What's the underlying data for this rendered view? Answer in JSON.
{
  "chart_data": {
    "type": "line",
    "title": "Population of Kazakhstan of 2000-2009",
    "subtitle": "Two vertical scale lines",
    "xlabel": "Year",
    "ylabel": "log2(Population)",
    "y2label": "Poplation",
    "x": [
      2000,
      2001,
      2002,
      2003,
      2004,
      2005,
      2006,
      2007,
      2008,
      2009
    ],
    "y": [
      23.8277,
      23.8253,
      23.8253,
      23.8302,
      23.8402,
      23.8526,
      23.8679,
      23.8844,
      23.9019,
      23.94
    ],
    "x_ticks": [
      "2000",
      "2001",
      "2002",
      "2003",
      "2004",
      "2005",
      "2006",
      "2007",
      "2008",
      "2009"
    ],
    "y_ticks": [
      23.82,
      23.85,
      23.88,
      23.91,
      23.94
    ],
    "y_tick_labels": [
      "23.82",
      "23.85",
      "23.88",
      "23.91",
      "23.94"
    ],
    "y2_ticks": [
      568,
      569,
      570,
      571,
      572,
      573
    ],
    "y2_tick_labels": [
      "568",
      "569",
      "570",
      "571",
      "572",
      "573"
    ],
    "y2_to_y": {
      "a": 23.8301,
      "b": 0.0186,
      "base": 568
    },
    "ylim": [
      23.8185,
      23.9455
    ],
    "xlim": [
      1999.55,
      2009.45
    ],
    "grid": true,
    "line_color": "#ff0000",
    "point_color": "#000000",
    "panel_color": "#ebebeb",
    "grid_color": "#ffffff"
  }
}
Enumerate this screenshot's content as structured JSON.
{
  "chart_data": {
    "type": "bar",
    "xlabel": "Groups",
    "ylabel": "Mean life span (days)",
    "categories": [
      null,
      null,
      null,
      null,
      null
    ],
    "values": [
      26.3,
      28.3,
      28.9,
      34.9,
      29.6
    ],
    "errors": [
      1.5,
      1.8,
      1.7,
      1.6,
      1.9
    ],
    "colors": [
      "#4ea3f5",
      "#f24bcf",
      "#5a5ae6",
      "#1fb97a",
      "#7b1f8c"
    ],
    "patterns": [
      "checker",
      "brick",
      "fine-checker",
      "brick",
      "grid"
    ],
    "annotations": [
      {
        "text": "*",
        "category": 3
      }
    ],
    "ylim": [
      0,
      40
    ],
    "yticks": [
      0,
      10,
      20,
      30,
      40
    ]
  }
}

**JOB:** What do the records say? Quote them all exactly.

**FINISHED ANSWER:**
What's the underlying data for this rendered view? Answer in JSON.
{
  "chart_data": {
    "type": "line",
    "title": "Population of Kazakhstan of 2000-2009",
    "subtitle": "Two vertical scale lines",
    "xlabel": "Year",
    "ylabel": "log2(Population)",
    "y2label": "Poplation",
    "x": [
      2000,
      2001,
      2002,
      2003,
      2004,
      2005,
      2006,
      2007,
      2008,
      2009
    ],
    "y": [
      23.8277,
      23.8253,
      23.8253,
      23.8302,
      23.8402,
      23.8526,
      23.8679,
      23.8844,
      23.9019,
      23.94
    ],
    "x_ticks": [
      "2000",
      "2001",
      "2002",
      "2003",
      "2004",
      "2005",
      "2006",
      "2007",
      "2008",
      "2009"
    ],
    "y_ticks": [
      23.82,
      23.85,
      23.88,
      23.91,
      23.94
    ],
    "y_tick_labels": [
      "23.82",
      "23.85",
      "23.88",
      "23.91",
      "23.94"
    ],
    "y2_ticks": [
      568,
      569,
      570,
      571,
      572,
      573
    ],
    "y2_tick_labels": [
      "568",
      "569",
      "570",
      "571",
      "572",
      "573"
    ],
    "y2_to_y": {
      "a": 23.8301,
      "b": 0.0186,
      "base": 568
    },
    "ylim": [
      23.8185,
      23.9455
    ],
    "xlim": [
      1999.55,
      2009.45
    ],
    "grid": true,
    "line_color": "#ff0000",
    "point_color": "#000000",
    "panel_color": "#ebebeb",
    "grid_color": "#ffffff"
  }
}
Enumerate this screenshot's content as structured JSON.
{
  "chart_data": {
    "type": "bar",
    "xlabel": "Groups",
    "ylabel": "Mean life span (days)",
    "categories": [
      null,
      null,
      null,
      null,
      null
    ],
    "values": [
      26.3,
      28.3,
      28.9,
      34.9,
      29.6
    ],
    "errors": [
      1.5,
      1.8,
      1.7,
      1.6,
      1.9
    ],
    "colors": [
      "#4ea3f5",
      "#f24bcf",
      "#5a5ae6",
      "#1fb97a",
      "#7b1f8c"
    ],
    "patterns": [
      "checker",
      "brick",
      "fine-checker",
      "brick",
      "grid"
    ],
    "annotations": [
      {
        "text": "*",
        "category": 3
      }
    ],
    "ylim": [
      0,
      40
    ],
    "yticks": [
      0,
      10,
      20,
      30,
      40
    ]
  }
}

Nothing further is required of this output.